SHORT EXERCISE — What is needed is an exact copy of the entries below, from the line that contains "Extract the structured" through the final line, both included, and nothing else.

Records from a data source —

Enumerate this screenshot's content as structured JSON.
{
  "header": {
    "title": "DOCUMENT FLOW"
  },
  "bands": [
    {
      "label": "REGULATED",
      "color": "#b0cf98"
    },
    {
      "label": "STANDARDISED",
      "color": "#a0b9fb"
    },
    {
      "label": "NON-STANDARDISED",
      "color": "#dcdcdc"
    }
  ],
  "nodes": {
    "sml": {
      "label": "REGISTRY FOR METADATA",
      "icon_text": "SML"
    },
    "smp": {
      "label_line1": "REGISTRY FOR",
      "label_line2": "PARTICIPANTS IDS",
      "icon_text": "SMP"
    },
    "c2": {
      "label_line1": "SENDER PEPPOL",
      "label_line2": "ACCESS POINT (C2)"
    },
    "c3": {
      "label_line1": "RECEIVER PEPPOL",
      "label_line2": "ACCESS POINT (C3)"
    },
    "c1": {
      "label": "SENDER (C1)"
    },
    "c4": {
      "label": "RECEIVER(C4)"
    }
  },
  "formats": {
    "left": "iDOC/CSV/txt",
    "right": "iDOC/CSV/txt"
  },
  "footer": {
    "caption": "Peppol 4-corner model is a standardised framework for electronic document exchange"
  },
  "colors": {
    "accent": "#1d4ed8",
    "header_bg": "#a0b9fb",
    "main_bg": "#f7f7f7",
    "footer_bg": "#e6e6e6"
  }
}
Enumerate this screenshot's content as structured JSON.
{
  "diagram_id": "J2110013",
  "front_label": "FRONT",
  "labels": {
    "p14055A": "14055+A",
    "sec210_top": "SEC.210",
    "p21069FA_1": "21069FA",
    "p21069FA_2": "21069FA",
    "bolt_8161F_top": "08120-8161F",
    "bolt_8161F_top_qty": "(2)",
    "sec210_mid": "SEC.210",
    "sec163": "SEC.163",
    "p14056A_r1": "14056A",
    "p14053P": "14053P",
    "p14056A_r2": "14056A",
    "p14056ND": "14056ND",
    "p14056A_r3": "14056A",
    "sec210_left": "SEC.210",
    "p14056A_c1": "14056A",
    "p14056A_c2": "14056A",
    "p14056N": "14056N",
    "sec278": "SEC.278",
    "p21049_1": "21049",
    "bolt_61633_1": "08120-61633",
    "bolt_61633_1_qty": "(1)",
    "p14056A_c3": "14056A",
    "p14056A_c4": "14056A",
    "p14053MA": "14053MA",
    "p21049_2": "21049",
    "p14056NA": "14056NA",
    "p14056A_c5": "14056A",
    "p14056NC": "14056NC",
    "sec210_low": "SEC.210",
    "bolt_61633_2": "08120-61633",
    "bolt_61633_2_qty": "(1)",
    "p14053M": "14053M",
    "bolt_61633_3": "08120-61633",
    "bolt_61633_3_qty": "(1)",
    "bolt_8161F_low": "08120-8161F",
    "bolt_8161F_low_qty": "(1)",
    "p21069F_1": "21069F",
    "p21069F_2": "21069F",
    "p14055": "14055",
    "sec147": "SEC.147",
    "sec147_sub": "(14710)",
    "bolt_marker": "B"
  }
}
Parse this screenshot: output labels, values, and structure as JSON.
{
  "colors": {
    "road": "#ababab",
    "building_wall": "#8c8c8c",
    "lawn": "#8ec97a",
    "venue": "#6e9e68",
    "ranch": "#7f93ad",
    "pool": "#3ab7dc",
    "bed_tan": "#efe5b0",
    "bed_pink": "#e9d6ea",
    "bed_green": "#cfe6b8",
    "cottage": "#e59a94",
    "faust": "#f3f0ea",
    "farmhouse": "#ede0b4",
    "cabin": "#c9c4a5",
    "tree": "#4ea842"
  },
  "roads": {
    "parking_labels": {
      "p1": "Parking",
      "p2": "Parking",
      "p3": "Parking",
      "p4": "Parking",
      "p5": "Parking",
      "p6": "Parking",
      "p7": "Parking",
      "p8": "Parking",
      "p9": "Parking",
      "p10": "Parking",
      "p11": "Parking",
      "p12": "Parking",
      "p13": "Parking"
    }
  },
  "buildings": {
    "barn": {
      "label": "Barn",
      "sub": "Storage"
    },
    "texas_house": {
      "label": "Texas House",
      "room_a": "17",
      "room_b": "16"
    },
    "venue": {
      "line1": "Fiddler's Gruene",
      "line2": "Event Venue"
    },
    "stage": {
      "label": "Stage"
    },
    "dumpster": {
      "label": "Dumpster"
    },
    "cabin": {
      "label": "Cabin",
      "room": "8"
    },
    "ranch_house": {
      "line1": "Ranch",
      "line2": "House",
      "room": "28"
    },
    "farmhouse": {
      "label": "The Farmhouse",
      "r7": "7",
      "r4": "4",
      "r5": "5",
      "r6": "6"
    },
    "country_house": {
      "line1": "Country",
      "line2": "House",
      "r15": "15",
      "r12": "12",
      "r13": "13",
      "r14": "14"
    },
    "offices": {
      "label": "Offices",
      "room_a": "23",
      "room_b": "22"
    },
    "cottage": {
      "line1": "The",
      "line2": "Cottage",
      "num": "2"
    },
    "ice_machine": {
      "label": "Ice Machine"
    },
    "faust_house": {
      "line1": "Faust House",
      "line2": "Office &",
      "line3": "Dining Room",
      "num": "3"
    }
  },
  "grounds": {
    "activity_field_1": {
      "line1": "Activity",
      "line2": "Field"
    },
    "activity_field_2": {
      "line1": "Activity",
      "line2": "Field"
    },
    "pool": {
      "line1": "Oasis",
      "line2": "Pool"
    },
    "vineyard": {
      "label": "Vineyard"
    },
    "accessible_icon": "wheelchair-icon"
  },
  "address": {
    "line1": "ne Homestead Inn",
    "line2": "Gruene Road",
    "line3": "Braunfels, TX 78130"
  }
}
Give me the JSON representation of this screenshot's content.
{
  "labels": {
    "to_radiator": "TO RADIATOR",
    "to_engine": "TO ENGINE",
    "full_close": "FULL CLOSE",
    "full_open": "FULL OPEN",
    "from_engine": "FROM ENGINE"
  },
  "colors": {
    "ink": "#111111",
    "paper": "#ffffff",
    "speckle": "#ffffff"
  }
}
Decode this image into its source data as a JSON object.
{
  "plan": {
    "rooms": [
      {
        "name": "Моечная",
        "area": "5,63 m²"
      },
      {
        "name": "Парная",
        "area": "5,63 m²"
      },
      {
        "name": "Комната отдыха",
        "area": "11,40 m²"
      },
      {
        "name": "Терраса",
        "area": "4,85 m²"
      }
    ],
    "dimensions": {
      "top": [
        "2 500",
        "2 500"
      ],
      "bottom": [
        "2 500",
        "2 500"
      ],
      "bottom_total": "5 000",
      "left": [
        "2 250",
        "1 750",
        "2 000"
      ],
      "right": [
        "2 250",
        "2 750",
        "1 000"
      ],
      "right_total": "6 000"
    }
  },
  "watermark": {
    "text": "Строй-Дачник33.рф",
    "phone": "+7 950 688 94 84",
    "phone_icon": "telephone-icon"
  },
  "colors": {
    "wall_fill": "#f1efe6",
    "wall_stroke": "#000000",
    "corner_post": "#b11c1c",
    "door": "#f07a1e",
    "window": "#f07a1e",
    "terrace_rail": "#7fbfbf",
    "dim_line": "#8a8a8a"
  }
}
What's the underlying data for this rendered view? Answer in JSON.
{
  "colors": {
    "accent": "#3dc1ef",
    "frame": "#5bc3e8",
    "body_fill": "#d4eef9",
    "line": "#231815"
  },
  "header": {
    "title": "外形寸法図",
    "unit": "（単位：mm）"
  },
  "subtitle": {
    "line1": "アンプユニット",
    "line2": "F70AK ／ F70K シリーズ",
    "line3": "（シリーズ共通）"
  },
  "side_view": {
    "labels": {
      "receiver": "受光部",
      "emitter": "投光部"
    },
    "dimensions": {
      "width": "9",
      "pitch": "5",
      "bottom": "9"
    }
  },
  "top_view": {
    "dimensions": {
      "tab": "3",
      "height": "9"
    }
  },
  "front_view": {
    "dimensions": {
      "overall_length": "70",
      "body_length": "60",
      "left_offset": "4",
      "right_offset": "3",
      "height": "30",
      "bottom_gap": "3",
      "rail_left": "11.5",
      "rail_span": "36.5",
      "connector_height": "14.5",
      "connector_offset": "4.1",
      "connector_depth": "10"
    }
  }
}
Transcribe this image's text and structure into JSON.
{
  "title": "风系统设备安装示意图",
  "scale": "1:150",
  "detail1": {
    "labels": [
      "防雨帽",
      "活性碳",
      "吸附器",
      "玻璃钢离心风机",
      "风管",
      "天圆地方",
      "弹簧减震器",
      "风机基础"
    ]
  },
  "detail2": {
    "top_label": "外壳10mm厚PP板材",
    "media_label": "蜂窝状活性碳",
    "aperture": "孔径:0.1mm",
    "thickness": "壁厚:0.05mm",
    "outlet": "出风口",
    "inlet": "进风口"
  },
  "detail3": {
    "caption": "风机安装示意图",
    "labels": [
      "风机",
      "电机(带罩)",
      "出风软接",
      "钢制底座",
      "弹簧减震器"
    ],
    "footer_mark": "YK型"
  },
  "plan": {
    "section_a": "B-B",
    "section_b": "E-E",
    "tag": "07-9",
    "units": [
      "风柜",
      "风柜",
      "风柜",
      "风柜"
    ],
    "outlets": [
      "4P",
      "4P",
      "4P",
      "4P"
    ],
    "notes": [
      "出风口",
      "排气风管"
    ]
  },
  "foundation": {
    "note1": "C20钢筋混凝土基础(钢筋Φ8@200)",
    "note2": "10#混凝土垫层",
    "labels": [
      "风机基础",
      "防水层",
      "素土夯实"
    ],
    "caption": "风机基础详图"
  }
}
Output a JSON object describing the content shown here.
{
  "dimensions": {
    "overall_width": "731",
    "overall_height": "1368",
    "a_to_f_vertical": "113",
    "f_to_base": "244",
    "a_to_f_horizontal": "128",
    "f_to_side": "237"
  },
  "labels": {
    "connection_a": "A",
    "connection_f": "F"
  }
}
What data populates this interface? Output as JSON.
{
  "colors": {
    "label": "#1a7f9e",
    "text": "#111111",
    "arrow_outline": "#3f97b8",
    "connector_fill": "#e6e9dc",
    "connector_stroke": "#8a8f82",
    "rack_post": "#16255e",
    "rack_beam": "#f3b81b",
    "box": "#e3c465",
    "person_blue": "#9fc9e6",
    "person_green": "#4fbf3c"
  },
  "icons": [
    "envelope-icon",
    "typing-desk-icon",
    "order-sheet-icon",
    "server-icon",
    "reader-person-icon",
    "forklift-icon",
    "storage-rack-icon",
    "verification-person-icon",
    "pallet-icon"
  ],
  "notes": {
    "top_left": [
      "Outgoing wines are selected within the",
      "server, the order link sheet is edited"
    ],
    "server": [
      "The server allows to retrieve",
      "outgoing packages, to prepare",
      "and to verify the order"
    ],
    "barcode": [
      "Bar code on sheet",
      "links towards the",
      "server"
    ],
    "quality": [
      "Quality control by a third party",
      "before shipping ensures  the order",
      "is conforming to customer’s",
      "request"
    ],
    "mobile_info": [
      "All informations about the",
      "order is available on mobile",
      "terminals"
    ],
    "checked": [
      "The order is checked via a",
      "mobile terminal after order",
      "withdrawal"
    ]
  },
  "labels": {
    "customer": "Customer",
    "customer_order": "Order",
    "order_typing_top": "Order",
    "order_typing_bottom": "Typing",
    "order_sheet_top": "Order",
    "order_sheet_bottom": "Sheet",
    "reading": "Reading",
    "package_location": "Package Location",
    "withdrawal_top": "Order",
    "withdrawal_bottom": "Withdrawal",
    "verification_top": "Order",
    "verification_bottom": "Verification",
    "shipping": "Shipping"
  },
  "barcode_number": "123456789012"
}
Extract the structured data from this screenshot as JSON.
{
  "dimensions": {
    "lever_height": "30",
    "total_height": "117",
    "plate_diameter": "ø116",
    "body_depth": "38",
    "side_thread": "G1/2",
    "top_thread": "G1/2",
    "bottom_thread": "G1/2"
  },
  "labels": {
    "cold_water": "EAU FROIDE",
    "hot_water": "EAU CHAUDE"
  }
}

REPLY TO THE TASK —
Extract the structured data from this screenshot as JSON.
{
  "dimensions": {
    "lever_height": "30",
    "total_height": "117",
    "plate_diameter": "ø116",
    "body_depth": "38",
    "side_thread": "G1/2",
    "top_thread": "G1/2",
    "bottom_thread": "G1/2"
  },
  "labels": {
    "cold_water": "EAU FROIDE",
    "hot_water": "EAU CHAUDE"
  }
}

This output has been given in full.